◆ Directions for this task
Set the listing down unchanged, minus every embedded image.

◆ Excerpted data

════

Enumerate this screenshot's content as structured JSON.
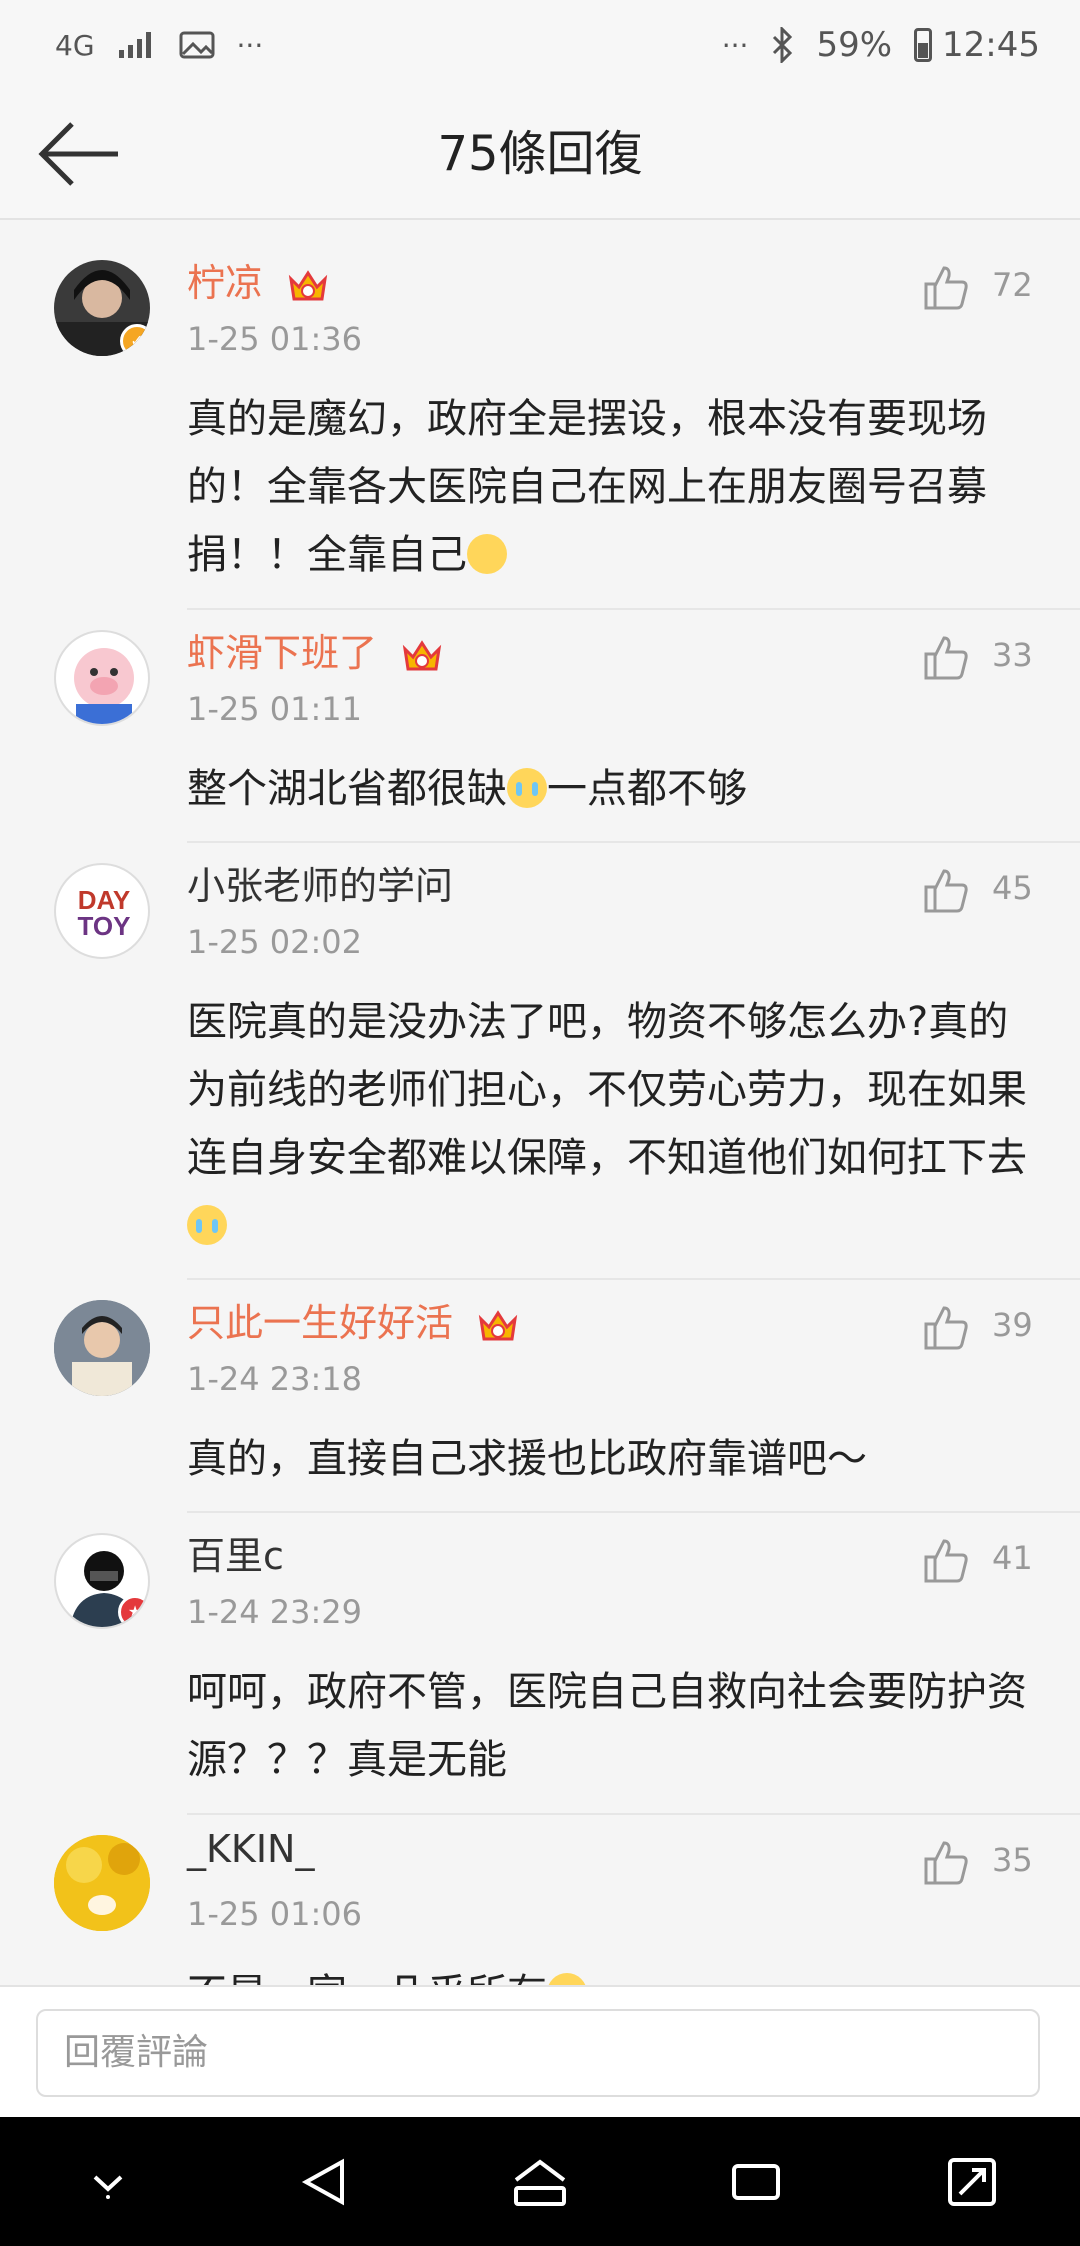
{
  "status": {
    "network": "4G",
    "battery": "59%",
    "time": "12:45",
    "more": "···"
  },
  "header": {
    "title": "75條回復"
  },
  "comments": [
    {
      "name": "柠凉",
      "time": "1-25 01:36",
      "likes": "72",
      "text": "真的是魔幻，政府全是摆设，根本没有要现场的！全靠各大医院自己在网上在朋友圈号召募捐！！全靠自己"
    },
    {
      "name": "虾滑下班了",
      "time": "1-25 01:11",
      "likes": "33",
      "text": "整个湖北省都很缺",
      "text2": "一点都不够"
    },
    {
      "name": "小张老师的学问",
      "time": "1-25 02:02",
      "likes": "45",
      "text": "医院真的是没办法了吧，物资不够怎么办?真的为前线的老师们担心，不仅劳心劳力，现在如果连自身安全都难以保障，不知道他们如何扛下去"
    },
    {
      "name": "只此一生好好活",
      "time": "1-24 23:18",
      "likes": "39",
      "text": "真的，直接自己求援也比政府靠谱吧～"
    },
    {
      "name": "百里c",
      "time": "1-24 23:29",
      "likes": "41",
      "text": "呵呵，政府不管，医院自己自救向社会要防护资源？？？真是无能"
    },
    {
      "name": "_KKIN_",
      "time": "1-25 01:06",
      "likes": "35",
      "text": "不是一家，几乎所有"
    }
  ],
  "reply": {
    "placeholder": "回覆評論"
  },
  "colors": {
    "vip_name": "#eb7350",
    "accent": "#f5a623"
  }
}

════

◆ Answer to the task
Enumerate this screenshot's content as structured JSON.
{
  "status": {
    "network": "4G",
    "battery": "59%",
    "time": "12:45",
    "more": "···"
  },
  "header": {
    "title": "75條回復"
  },
  "comments": [
    {
      "name": "柠凉",
      "time": "1-25 01:36",
      "likes": "72",
      "text": "真的是魔幻，政府全是摆设，根本没有要现场的！全靠各大医院自己在网上在朋友圈号召募捐！！全靠自己"
    },
    {
      "name": "虾滑下班了",
      "time": "1-25 01:11",
      "likes": "33",
      "text": "整个湖北省都很缺",
      "text2": "一点都不够"
    },
    {
      "name": "小张老师的学问",
      "time": "1-25 02:02",
      "likes": "45",
      "text": "医院真的是没办法了吧，物资不够怎么办?真的为前线的老师们担心，不仅劳心劳力，现在如果连自身安全都难以保障，不知道他们如何扛下去"
    },
    {
      "name": "只此一生好好活",
      "time": "1-24 23:18",
      "likes": "39",
      "text": "真的，直接自己求援也比政府靠谱吧～"
    },
    {
      "name": "百里c",
      "time": "1-24 23:29",
      "likes": "41",
      "text": "呵呵，政府不管，医院自己自救向社会要防护资源？？？真是无能"
    },
    {
      "name": "_KKIN_",
      "time": "1-25 01:06",
      "likes": "35",
      "text": "不是一家，几乎所有"
    }
  ],
  "reply": {
    "placeholder": "回覆評論"
  },
  "colors": {
    "vip_name": "#eb7350",
    "accent": "#f5a623"
  }
}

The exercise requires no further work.